[Stored data entries]
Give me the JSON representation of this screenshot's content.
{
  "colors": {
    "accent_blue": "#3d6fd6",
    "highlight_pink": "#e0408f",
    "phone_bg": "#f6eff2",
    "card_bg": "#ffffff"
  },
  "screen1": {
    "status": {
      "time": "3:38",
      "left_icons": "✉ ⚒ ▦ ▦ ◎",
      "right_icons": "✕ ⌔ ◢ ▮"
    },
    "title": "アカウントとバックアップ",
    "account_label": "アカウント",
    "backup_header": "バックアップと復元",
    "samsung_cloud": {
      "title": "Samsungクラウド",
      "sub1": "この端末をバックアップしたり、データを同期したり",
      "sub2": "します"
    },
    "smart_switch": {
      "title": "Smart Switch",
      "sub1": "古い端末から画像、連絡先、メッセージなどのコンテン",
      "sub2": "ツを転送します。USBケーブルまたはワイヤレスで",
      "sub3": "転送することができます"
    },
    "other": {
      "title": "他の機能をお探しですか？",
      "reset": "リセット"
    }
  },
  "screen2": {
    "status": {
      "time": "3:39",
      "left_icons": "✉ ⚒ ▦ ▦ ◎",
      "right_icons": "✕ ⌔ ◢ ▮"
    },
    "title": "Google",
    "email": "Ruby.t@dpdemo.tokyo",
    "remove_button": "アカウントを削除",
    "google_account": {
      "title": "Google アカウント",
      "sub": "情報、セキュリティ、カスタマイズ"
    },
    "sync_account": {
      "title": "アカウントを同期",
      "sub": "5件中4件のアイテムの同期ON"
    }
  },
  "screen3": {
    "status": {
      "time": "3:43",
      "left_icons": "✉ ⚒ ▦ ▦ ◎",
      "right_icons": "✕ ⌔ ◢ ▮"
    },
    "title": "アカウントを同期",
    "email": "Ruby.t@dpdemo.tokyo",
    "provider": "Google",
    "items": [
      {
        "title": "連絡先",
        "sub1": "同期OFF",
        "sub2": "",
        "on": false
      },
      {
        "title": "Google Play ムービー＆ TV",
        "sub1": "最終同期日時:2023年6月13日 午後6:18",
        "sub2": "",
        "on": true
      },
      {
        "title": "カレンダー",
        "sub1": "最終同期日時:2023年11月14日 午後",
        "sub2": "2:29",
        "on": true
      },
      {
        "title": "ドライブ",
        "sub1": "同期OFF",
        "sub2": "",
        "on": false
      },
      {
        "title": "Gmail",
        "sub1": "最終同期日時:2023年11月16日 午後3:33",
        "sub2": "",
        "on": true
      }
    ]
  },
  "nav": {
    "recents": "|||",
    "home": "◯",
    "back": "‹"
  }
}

→ **PROBLEM DESCRIPTION**: Every line above needs to be retyped exactly.

→ **SOLUTION TO THIS PROBLEM**:
Give me the JSON representation of this screenshot's content.
{
  "colors": {
    "accent_blue": "#3d6fd6",
    "highlight_pink": "#e0408f",
    "phone_bg": "#f6eff2",
    "card_bg": "#ffffff"
  },
  "screen1": {
    "status": {
      "time": "3:38",
      "left_icons": "✉ ⚒ ▦ ▦ ◎",
      "right_icons": "✕ ⌔ ◢ ▮"
    },
    "title": "アカウントとバックアップ",
    "account_label": "アカウント",
    "backup_header": "バックアップと復元",
    "samsung_cloud": {
      "title": "Samsungクラウド",
      "sub1": "この端末をバックアップしたり、データを同期したり",
      "sub2": "します"
    },
    "smart_switch": {
      "title": "Smart Switch",
      "sub1": "古い端末から画像、連絡先、メッセージなどのコンテン",
      "sub2": "ツを転送します。USBケーブルまたはワイヤレスで",
      "sub3": "転送することができます"
    },
    "other": {
      "title": "他の機能をお探しですか？",
      "reset": "リセット"
    }
  },
  "screen2": {
    "status": {
      "time": "3:39",
      "left_icons": "✉ ⚒ ▦ ▦ ◎",
      "right_icons": "✕ ⌔ ◢ ▮"
    },
    "title": "Google",
    "email": "Ruby.t@dpdemo.tokyo",
    "remove_button": "アカウントを削除",
    "google_account": {
      "title": "Google アカウント",
      "sub": "情報、セキュリティ、カスタマイズ"
    },
    "sync_account": {
      "title": "アカウントを同期",
      "sub": "5件中4件のアイテムの同期ON"
    }
  },
  "screen3": {
    "status": {
      "time": "3:43",
      "left_icons": "✉ ⚒ ▦ ▦ ◎",
      "right_icons": "✕ ⌔ ◢ ▮"
    },
    "title": "アカウントを同期",
    "email": "Ruby.t@dpdemo.tokyo",
    "provider": "Google",
    "items": [
      {
        "title": "連絡先",
        "sub1": "同期OFF",
        "sub2": "",
        "on": false
      },
      {
        "title": "Google Play ムービー＆ TV",
        "sub1": "最終同期日時:2023年6月13日 午後6:18",
        "sub2": "",
        "on": true
      },
      {
        "title": "カレンダー",
        "sub1": "最終同期日時:2023年11月14日 午後",
        "sub2": "2:29",
        "on": true
      },
      {
        "title": "ドライブ",
        "sub1": "同期OFF",
        "sub2": "",
        "on": false
      },
      {
        "title": "Gmail",
        "sub1": "最終同期日時:2023年11月16日 午後3:33",
        "sub2": "",
        "on": true
      }
    ]
  },
  "nav": {
    "recents": "|||",
    "home": "◯",
    "back": "‹"
  }
}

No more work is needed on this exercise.